>> START Input
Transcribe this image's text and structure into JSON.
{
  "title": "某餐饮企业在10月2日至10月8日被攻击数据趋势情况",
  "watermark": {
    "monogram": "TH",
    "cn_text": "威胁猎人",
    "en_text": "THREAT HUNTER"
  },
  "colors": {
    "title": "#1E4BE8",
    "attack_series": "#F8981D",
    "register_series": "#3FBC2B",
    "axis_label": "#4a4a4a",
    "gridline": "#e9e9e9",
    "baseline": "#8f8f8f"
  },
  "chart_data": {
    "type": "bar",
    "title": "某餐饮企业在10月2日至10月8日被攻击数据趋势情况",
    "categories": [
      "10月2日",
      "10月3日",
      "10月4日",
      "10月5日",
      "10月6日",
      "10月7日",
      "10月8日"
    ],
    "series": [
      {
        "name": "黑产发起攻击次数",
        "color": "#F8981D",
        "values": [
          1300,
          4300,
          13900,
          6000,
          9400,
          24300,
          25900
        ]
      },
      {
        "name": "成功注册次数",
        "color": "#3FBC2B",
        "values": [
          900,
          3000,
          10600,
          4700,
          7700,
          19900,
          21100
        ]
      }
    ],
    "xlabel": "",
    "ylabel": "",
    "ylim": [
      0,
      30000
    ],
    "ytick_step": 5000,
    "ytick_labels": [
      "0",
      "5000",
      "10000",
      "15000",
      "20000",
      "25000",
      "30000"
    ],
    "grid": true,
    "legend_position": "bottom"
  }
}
>> END Input
### Stated task
For the listing above, identify each line bearing "title".

### Task solution
  "title": "某餐饮企业在10月2日至10月8日被攻击数据趋势情况",
    "title": "#1E4BE8",
    "title": "某餐饮企业在10月2日至10月8日被攻击数据趋势情况",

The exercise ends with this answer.